→ TASK TO COMPLETE
Count every line in the entries that contains "true". Report that count alone.

→ Saved data entries
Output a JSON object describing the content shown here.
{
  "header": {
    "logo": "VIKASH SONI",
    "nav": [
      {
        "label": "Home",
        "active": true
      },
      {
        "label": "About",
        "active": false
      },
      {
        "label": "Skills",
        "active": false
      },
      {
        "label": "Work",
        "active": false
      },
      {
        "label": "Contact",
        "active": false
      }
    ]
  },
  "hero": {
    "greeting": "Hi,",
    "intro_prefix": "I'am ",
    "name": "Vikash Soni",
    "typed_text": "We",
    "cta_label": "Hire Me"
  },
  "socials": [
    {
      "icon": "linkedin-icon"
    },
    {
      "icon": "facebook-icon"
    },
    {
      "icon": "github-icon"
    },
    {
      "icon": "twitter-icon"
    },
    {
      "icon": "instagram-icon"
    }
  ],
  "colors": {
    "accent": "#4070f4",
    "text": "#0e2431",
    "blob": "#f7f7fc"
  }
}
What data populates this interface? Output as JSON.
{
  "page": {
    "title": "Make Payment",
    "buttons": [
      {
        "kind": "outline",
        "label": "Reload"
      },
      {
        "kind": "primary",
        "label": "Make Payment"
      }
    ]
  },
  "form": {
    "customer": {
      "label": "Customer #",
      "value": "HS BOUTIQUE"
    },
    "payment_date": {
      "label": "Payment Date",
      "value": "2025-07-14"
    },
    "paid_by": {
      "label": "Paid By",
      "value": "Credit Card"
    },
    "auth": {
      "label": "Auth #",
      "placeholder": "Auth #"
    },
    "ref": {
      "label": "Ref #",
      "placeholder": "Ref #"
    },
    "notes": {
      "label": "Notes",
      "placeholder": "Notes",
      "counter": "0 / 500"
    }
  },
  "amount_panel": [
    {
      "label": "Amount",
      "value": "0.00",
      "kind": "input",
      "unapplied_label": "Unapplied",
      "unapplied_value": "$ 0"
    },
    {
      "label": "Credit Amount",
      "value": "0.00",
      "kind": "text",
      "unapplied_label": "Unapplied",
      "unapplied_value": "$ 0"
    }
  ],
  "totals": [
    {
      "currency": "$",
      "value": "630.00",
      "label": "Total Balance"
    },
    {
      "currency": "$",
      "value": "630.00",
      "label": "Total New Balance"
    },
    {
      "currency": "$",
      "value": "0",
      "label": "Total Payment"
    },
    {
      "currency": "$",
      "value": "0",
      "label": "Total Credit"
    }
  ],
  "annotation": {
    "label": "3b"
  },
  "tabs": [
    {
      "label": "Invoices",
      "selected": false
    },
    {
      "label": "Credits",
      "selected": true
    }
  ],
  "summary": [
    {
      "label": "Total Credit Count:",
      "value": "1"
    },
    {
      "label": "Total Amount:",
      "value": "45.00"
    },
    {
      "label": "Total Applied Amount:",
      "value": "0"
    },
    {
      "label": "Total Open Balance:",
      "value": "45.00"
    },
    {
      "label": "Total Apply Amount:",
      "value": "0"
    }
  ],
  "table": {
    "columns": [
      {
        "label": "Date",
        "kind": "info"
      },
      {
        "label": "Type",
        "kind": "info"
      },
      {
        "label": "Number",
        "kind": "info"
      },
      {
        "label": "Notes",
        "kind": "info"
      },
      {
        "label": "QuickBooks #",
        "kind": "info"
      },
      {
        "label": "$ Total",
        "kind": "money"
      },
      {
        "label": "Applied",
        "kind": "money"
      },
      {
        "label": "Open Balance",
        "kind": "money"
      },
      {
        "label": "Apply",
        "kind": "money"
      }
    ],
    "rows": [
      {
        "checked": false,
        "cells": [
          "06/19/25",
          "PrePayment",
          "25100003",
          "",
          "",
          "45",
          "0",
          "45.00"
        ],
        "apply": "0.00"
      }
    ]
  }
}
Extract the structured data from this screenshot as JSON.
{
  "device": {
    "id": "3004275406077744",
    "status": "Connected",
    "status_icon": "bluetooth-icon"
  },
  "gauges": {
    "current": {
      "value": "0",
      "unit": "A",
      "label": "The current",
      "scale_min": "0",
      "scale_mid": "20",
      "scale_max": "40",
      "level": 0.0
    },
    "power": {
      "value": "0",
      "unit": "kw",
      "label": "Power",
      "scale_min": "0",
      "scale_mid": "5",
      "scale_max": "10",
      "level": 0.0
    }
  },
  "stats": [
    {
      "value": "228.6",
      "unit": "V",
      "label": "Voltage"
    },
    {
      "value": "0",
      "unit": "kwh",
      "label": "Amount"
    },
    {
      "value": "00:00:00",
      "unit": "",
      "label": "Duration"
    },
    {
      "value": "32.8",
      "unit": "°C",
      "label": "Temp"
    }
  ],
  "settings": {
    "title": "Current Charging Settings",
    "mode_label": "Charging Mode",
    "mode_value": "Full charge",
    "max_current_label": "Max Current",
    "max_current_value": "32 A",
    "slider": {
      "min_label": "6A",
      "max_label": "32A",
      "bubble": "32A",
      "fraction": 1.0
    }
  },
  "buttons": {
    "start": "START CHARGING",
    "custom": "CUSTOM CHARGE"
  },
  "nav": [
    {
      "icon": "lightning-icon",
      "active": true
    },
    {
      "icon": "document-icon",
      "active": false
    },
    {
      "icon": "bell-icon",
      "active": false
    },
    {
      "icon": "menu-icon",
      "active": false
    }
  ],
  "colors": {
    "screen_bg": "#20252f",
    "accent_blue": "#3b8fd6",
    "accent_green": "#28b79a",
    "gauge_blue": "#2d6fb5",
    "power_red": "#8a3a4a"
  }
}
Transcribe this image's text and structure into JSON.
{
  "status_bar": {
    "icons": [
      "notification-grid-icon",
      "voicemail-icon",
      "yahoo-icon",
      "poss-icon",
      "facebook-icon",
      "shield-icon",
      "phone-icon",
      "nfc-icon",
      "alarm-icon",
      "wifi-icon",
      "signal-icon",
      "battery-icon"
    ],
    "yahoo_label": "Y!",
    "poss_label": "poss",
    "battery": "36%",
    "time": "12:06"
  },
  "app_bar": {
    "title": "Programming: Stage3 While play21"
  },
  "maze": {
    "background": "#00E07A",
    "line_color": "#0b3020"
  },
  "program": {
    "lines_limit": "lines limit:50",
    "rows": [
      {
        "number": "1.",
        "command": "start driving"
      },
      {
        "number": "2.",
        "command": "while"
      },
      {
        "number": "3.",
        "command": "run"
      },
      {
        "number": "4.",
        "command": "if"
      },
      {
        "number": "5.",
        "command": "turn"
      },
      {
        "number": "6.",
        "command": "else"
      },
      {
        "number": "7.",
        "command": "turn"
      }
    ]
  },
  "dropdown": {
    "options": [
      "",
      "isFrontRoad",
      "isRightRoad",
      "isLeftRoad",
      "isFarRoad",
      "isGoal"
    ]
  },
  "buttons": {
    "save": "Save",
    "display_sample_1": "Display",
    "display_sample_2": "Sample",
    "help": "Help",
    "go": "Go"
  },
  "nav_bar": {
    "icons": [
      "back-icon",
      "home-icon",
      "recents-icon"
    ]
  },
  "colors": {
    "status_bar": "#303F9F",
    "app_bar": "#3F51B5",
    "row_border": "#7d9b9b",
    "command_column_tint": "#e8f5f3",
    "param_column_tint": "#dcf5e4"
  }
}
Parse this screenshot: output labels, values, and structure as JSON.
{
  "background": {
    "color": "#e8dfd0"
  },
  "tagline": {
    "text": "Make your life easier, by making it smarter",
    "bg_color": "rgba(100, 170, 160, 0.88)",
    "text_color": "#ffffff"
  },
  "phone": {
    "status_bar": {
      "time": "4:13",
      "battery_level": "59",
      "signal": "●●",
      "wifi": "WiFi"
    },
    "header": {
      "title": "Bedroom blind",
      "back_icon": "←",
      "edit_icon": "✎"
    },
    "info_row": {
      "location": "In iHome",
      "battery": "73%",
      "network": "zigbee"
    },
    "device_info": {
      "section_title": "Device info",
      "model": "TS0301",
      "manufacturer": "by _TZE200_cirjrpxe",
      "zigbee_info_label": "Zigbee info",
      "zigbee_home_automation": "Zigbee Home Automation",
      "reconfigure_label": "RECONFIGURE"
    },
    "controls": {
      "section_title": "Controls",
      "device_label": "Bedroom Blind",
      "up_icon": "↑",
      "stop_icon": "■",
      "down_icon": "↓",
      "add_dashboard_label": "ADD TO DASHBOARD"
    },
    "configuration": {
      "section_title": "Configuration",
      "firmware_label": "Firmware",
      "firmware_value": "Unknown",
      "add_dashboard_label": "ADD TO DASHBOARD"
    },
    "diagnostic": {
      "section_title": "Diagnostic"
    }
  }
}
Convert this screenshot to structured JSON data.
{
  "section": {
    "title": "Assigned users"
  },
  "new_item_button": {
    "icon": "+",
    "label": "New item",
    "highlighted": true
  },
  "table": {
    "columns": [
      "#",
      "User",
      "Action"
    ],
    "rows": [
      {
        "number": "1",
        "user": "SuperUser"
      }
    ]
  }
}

→ EXERCISE RESPONSE
4